#### Stored data:
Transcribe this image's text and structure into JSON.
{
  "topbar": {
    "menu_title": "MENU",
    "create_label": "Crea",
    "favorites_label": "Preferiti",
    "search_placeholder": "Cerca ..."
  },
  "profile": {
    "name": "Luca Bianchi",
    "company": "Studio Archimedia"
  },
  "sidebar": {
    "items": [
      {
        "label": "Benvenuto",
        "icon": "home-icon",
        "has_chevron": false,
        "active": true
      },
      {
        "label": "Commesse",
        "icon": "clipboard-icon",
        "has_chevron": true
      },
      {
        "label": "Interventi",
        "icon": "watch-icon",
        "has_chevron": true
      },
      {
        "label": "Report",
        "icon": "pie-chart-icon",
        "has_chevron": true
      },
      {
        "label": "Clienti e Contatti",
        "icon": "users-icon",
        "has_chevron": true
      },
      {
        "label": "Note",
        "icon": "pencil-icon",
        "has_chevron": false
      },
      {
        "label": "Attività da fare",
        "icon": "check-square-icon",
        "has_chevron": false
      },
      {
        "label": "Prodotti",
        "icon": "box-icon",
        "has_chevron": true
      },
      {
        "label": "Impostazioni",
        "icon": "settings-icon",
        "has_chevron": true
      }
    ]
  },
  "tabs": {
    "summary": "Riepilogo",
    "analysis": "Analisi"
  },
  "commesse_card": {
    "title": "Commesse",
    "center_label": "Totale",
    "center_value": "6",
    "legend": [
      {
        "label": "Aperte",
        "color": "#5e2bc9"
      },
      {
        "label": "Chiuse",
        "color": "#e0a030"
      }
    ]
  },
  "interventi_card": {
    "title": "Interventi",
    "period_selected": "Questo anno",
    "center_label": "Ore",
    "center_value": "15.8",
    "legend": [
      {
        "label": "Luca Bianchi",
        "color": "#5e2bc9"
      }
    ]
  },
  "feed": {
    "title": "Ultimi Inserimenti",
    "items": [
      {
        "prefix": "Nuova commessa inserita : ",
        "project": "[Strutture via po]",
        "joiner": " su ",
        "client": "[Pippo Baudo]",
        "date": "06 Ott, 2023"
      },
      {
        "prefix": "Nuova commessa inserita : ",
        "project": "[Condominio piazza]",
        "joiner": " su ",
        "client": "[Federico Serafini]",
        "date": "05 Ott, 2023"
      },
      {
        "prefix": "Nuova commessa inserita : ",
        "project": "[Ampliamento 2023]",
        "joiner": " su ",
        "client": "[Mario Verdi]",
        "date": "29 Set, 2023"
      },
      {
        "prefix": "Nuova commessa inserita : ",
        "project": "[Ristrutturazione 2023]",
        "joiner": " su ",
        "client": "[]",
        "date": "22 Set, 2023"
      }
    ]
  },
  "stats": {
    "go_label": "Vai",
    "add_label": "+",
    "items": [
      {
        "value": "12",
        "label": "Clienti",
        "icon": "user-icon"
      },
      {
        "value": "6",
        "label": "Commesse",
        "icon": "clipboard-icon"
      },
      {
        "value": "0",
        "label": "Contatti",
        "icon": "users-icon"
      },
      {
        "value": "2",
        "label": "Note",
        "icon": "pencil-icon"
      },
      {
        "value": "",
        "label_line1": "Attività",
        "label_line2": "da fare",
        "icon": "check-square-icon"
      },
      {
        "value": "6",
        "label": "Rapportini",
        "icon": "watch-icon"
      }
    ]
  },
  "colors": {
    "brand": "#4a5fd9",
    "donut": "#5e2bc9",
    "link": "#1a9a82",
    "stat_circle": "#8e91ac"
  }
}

#### Task description:
From the data, collect all lines where the string "clipboard" appears.

#### Full response:
        "icon": "clipboard-icon",
        "icon": "clipboard-icon"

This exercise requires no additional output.